### WHAT IS NEEDED
Leave out the pictures and copy each record below exactly.

### INPUT
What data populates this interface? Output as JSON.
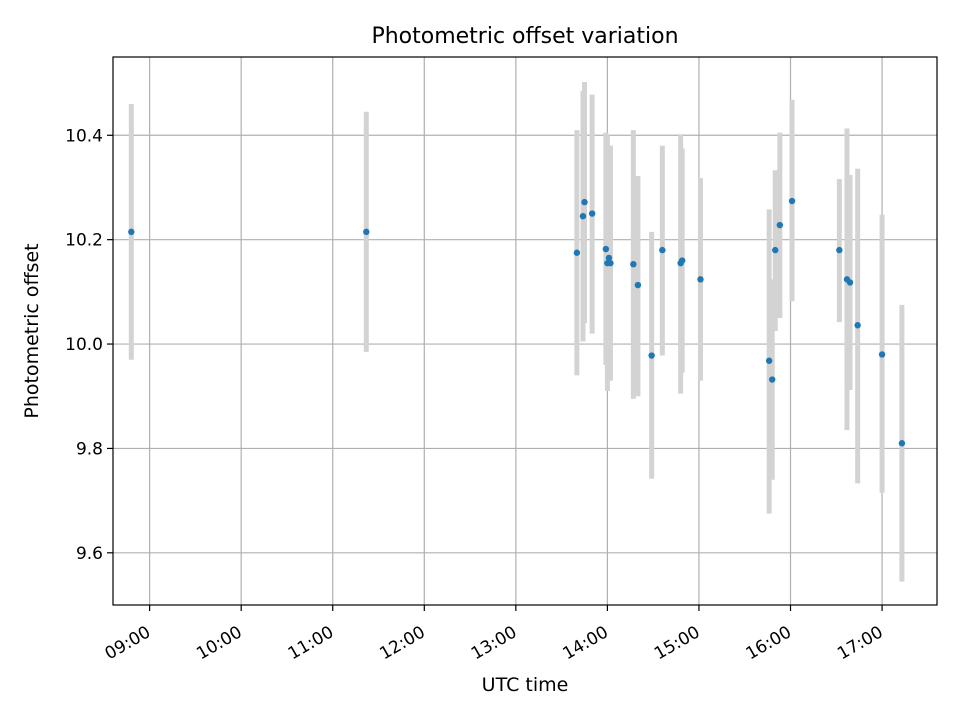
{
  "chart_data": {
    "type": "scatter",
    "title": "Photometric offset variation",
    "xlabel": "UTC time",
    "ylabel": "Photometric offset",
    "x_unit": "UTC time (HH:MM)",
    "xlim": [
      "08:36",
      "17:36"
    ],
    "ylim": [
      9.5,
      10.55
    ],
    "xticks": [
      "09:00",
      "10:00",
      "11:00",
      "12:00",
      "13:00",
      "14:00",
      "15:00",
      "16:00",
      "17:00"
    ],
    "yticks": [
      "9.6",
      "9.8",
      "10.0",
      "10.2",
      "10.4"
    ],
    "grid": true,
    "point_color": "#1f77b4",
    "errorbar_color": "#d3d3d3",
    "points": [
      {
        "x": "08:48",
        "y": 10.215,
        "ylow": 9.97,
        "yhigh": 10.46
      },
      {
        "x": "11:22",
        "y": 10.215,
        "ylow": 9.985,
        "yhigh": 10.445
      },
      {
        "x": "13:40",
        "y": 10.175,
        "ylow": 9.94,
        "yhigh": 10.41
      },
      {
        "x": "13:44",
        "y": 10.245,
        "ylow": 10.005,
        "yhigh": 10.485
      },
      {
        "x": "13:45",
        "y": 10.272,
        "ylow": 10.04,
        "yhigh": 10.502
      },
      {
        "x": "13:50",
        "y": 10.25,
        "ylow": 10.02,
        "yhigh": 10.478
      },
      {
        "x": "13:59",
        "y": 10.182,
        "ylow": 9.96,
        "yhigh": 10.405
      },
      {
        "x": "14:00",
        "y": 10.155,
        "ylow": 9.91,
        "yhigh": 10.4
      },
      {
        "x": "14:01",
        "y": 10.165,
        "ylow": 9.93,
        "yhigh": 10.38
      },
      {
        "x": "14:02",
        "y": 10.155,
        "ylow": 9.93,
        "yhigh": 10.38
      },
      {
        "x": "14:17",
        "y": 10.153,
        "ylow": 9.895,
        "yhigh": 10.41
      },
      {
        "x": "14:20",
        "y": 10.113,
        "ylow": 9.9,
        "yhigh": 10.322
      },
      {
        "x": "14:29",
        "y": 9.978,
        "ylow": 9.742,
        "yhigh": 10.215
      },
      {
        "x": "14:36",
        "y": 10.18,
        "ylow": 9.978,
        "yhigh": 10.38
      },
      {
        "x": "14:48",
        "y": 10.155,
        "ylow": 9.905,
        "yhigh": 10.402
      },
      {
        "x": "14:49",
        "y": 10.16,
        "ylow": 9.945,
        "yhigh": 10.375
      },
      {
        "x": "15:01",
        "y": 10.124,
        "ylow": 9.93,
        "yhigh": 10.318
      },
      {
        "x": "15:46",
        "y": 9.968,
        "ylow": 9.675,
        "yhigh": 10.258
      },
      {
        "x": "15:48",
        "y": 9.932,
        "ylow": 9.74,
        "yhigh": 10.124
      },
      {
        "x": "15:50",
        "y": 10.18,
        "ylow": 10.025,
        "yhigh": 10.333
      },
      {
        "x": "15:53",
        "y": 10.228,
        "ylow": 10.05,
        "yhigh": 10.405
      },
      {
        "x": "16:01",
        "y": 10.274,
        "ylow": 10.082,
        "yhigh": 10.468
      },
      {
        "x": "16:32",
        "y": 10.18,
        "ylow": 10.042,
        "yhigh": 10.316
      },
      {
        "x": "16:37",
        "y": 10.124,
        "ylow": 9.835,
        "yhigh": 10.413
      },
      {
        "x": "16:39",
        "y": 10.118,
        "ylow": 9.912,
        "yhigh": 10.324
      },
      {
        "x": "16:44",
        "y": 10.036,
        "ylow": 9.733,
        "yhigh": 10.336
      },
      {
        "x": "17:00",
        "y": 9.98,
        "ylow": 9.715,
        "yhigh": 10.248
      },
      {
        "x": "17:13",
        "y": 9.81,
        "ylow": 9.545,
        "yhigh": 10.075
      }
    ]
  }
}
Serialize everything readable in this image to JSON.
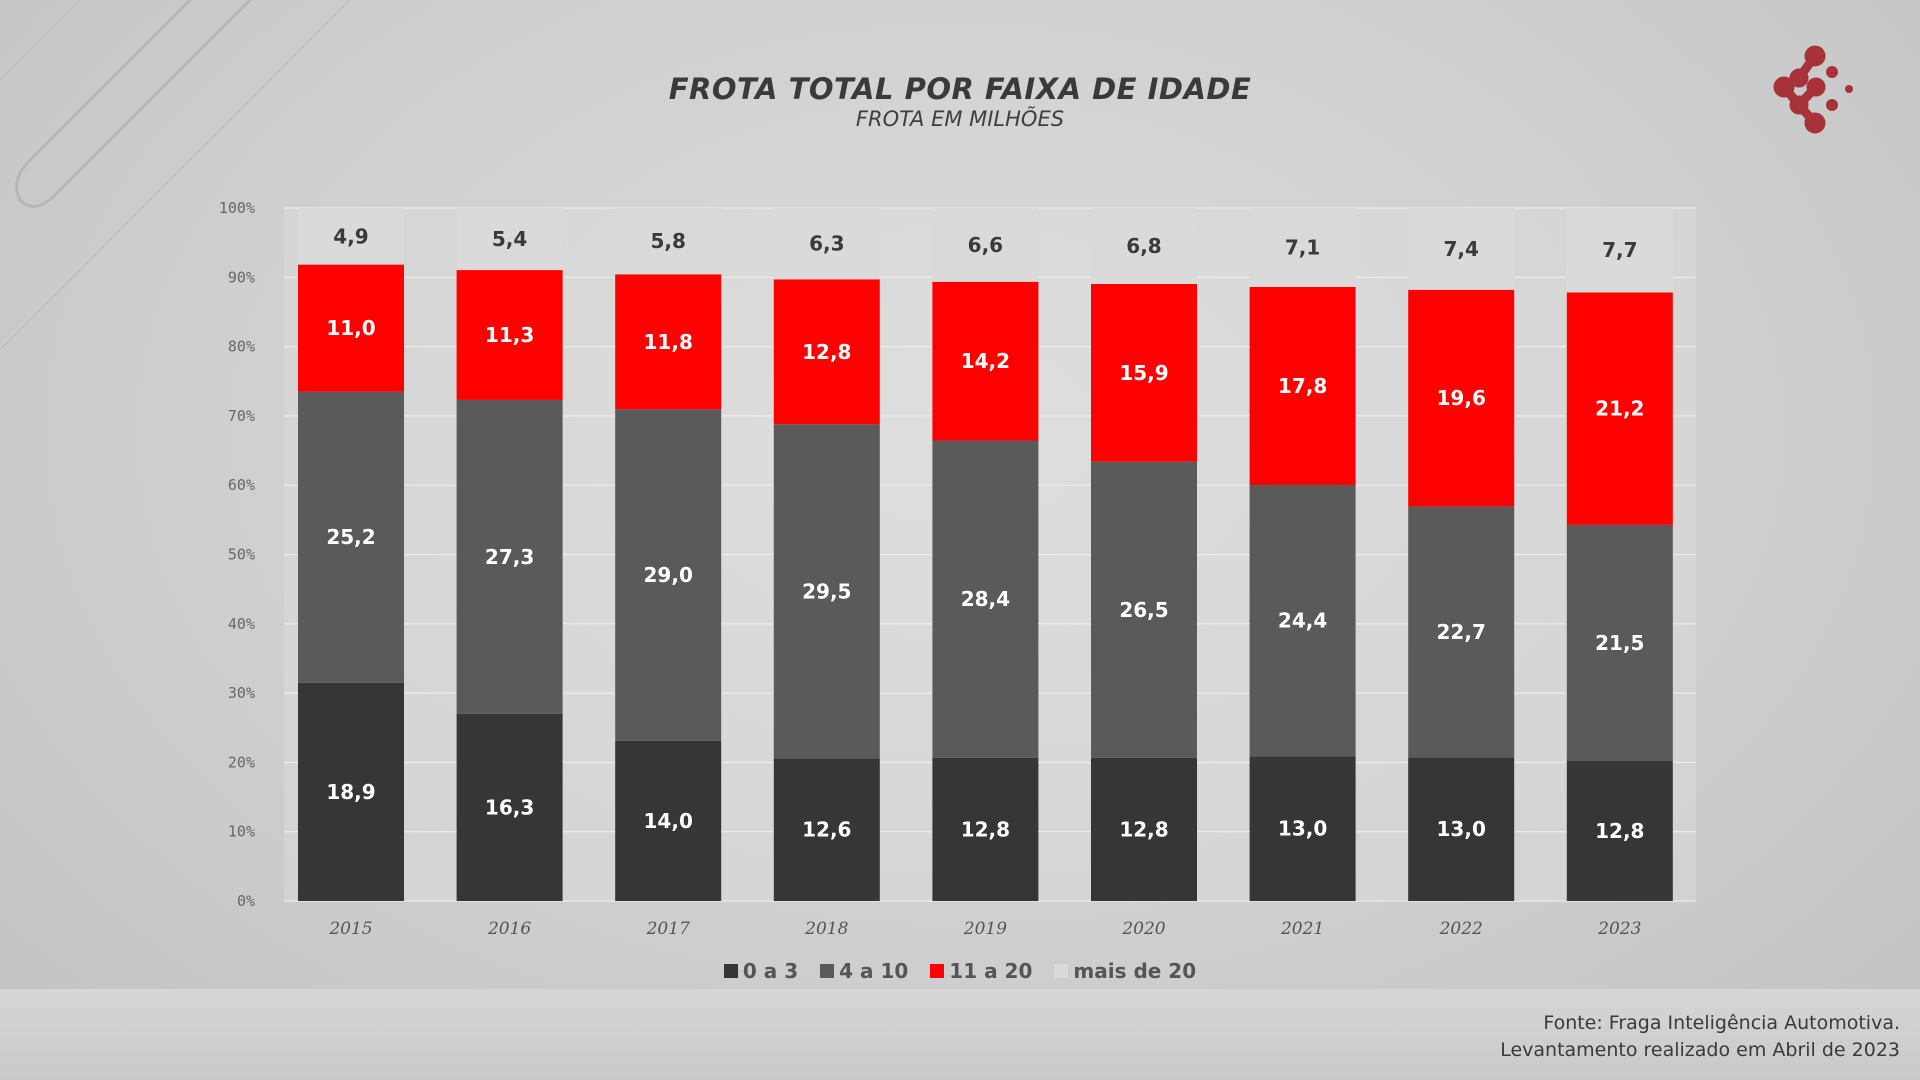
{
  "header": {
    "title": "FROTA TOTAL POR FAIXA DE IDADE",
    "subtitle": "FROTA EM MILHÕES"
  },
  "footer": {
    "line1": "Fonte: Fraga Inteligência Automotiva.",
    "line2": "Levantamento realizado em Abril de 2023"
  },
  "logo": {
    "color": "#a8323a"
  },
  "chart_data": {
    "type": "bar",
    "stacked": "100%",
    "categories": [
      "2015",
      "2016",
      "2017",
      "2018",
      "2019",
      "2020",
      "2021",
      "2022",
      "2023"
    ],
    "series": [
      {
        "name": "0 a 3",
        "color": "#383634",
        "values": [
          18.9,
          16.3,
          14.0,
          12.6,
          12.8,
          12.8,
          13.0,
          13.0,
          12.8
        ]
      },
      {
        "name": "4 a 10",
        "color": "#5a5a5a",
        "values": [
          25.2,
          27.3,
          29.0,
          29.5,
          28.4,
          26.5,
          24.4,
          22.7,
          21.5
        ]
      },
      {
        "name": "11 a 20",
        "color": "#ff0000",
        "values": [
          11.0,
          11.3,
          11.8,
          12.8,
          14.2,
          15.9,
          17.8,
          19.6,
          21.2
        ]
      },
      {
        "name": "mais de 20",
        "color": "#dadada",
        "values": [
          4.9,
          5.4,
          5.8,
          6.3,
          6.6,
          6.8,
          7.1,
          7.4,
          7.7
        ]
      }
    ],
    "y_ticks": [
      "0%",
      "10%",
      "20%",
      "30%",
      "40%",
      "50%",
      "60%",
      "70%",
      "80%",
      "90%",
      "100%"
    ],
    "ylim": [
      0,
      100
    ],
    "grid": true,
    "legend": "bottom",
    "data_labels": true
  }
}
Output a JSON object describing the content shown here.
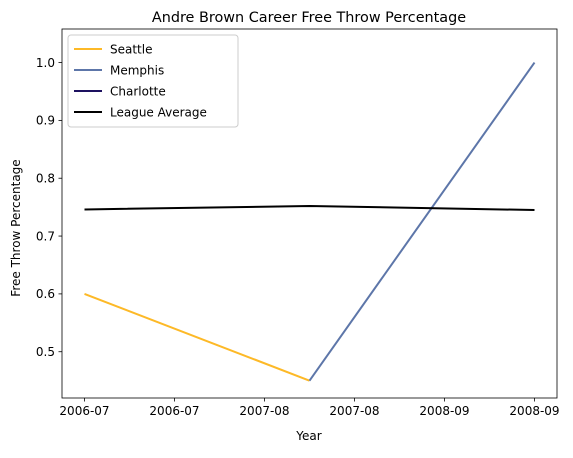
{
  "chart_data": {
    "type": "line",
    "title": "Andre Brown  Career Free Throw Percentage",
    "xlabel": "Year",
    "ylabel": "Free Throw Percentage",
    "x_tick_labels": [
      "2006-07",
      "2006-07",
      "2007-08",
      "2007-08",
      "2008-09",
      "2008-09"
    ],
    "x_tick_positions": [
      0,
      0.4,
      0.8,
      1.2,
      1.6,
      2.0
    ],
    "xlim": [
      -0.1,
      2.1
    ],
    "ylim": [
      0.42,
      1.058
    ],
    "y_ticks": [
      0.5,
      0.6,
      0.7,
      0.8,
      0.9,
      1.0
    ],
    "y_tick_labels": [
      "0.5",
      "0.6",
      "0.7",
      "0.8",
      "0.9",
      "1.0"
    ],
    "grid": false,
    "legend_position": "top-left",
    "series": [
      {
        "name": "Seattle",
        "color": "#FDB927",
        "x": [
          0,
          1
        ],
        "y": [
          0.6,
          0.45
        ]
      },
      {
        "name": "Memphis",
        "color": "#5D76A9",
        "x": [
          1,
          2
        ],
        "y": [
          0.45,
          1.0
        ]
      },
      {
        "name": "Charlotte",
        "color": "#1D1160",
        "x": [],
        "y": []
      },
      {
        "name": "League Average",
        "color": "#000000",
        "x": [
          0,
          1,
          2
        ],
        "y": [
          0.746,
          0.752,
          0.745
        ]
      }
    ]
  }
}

### SOLUTION FOR THIS PROBLEM
What data populates this interface? Output as JSON.
{
  "chart_data": {
    "type": "scatter",
    "title": "Photometric offset variation",
    "xlabel": "UTC time",
    "ylabel": "Photometric offset",
    "x_unit": "UTC time (HH:MM)",
    "xlim": [
      "08:36",
      "17:36"
    ],
    "ylim": [
      9.5,
      10.55
    ],
    "xticks": [
      "09:00",
      "10:00",
      "11:00",
      "12:00",
      "13:00",
      "14:00",
      "15:00",
      "16:00",
      "17:00"
    ],
    "yticks": [
      "9.6",
      "9.8",
      "10.0",
      "10.2",
      "10.4"
    ],
    "grid": true,
    "point_color": "#1f77b4",
    "errorbar_color": "#d3d3d3",
    "points": [
      {
        "x": "08:48",
        "y": 10.215,
        "ylow": 9.97,
        "yhigh": 10.46
      },
      {
        "x": "11:22",
        "y": 10.215,
        "ylow": 9.985,
        "yhigh": 10.445
      },
      {
        "x": "13:40",
        "y": 10.175,
        "ylow": 9.94,
        "yhigh": 10.41
      },
      {
        "x": "13:44",
        "y": 10.245,
        "ylow": 10.005,
        "yhigh": 10.485
      },
      {
        "x": "13:45",
        "y": 10.272,
        "ylow": 10.04,
        "yhigh": 10.502
      },
      {
        "x": "13:50",
        "y": 10.25,
        "ylow": 10.02,
        "yhigh": 10.478
      },
      {
        "x": "13:59",
        "y": 10.182,
        "ylow": 9.96,
        "yhigh": 10.405
      },
      {
        "x": "14:00",
        "y": 10.155,
        "ylow": 9.91,
        "yhigh": 10.4
      },
      {
        "x": "14:01",
        "y": 10.165,
        "ylow": 9.93,
        "yhigh": 10.38
      },
      {
        "x": "14:02",
        "y": 10.155,
        "ylow": 9.93,
        "yhigh": 10.38
      },
      {
        "x": "14:17",
        "y": 10.153,
        "ylow": 9.895,
        "yhigh": 10.41
      },
      {
        "x": "14:20",
        "y": 10.113,
        "ylow": 9.9,
        "yhigh": 10.322
      },
      {
        "x": "14:29",
        "y": 9.978,
        "ylow": 9.742,
        "yhigh": 10.215
      },
      {
        "x": "14:36",
        "y": 10.18,
        "ylow": 9.978,
        "yhigh": 10.38
      },
      {
        "x": "14:48",
        "y": 10.155,
        "ylow": 9.905,
        "yhigh": 10.402
      },
      {
        "x": "14:49",
        "y": 10.16,
        "ylow": 9.945,
        "yhigh": 10.375
      },
      {
        "x": "15:01",
        "y": 10.124,
        "ylow": 9.93,
        "yhigh": 10.318
      },
      {
        "x": "15:46",
        "y": 9.968,
        "ylow": 9.675,
        "yhigh": 10.258
      },
      {
        "x": "15:48",
        "y": 9.932,
        "ylow": 9.74,
        "yhigh": 10.124
      },
      {
        "x": "15:50",
        "y": 10.18,
        "ylow": 10.025,
        "yhigh": 10.333
      },
      {
        "x": "15:53",
        "y": 10.228,
        "ylow": 10.05,
        "yhigh": 10.405
      },
      {
        "x": "16:01",
        "y": 10.274,
        "ylow": 10.082,
        "yhigh": 10.468
      },
      {
        "x": "16:32",
        "y": 10.18,
        "ylow": 10.042,
        "yhigh": 10.316
      },
      {
        "x": "16:37",
        "y": 10.124,
        "ylow": 9.835,
        "yhigh": 10.413
      },
      {
        "x": "16:39",
        "y": 10.118,
        "ylow": 9.912,
        "yhigh": 10.324
      },
      {
        "x": "16:44",
        "y": 10.036,
        "ylow": 9.733,
        "yhigh": 10.336
      },
      {
        "x": "17:00",
        "y": 9.98,
        "ylow": 9.715,
        "yhigh": 10.248
      },
      {
        "x": "17:13",
        "y": 9.81,
        "ylow": 9.545,
        "yhigh": 10.075
      }
    ]
  }
}
Serialize everything readable in this image to JSON.
{
  "header": {
    "title": "FROTA TOTAL POR FAIXA DE IDADE",
    "subtitle": "FROTA EM MILHÕES"
  },
  "footer": {
    "line1": "Fonte: Fraga Inteligência Automotiva.",
    "line2": "Levantamento realizado em Abril de 2023"
  },
  "logo": {
    "color": "#a8323a"
  },
  "chart_data": {
    "type": "bar",
    "stacked": "100%",
    "categories": [
      "2015",
      "2016",
      "2017",
      "2018",
      "2019",
      "2020",
      "2021",
      "2022",
      "2023"
    ],
    "series": [
      {
        "name": "0 a 3",
        "color": "#383634",
        "values": [
          18.9,
          16.3,
          14.0,
          12.6,
          12.8,
          12.8,
          13.0,
          13.0,
          12.8
        ]
      },
      {
        "name": "4 a 10",
        "color": "#5a5a5a",
        "values": [
          25.2,
          27.3,
          29.0,
          29.5,
          28.4,
          26.5,
          24.4,
          22.7,
          21.5
        ]
      },
      {
        "name": "11 a 20",
        "color": "#ff0000",
        "values": [
          11.0,
          11.3,
          11.8,
          12.8,
          14.2,
          15.9,
          17.8,
          19.6,
          21.2
        ]
      },
      {
        "name": "mais de 20",
        "color": "#dadada",
        "values": [
          4.9,
          5.4,
          5.8,
          6.3,
          6.6,
          6.8,
          7.1,
          7.4,
          7.7
        ]
      }
    ],
    "y_ticks": [
      "0%",
      "10%",
      "20%",
      "30%",
      "40%",
      "50%",
      "60%",
      "70%",
      "80%",
      "90%",
      "100%"
    ],
    "ylim": [
      0,
      100
    ],
    "grid": true,
    "legend": "bottom",
    "data_labels": true
  }
}
Output a JSON object describing the content shown here.
{
  "chart_data": {
    "type": "line",
    "title": "Andre Brown  Career Free Throw Percentage",
    "xlabel": "Year",
    "ylabel": "Free Throw Percentage",
    "x_tick_labels": [
      "2006-07",
      "2006-07",
      "2007-08",
      "2007-08",
      "2008-09",
      "2008-09"
    ],
    "x_tick_positions": [
      0,
      0.4,
      0.8,
      1.2,
      1.6,
      2.0
    ],
    "xlim": [
      -0.1,
      2.1
    ],
    "ylim": [
      0.42,
      1.058
    ],
    "y_ticks": [
      0.5,
      0.6,
      0.7,
      0.8,
      0.9,
      1.0
    ],
    "y_tick_labels": [
      "0.5",
      "0.6",
      "0.7",
      "0.8",
      "0.9",
      "1.0"
    ],
    "grid": false,
    "legend_position": "top-left",
    "series": [
      {
        "name": "Seattle",
        "color": "#FDB927",
        "x": [
          0,
          1
        ],
        "y": [
          0.6,
          0.45
        ]
      },
      {
        "name": "Memphis",
        "color": "#5D76A9",
        "x": [
          1,
          2
        ],
        "y": [
          0.45,
          1.0
        ]
      },
      {
        "name": "Charlotte",
        "color": "#1D1160",
        "x": [],
        "y": []
      },
      {
        "name": "League Average",
        "color": "#000000",
        "x": [
          0,
          1,
          2
        ],
        "y": [
          0.746,
          0.752,
          0.745
        ]
      }
    ]
  }
}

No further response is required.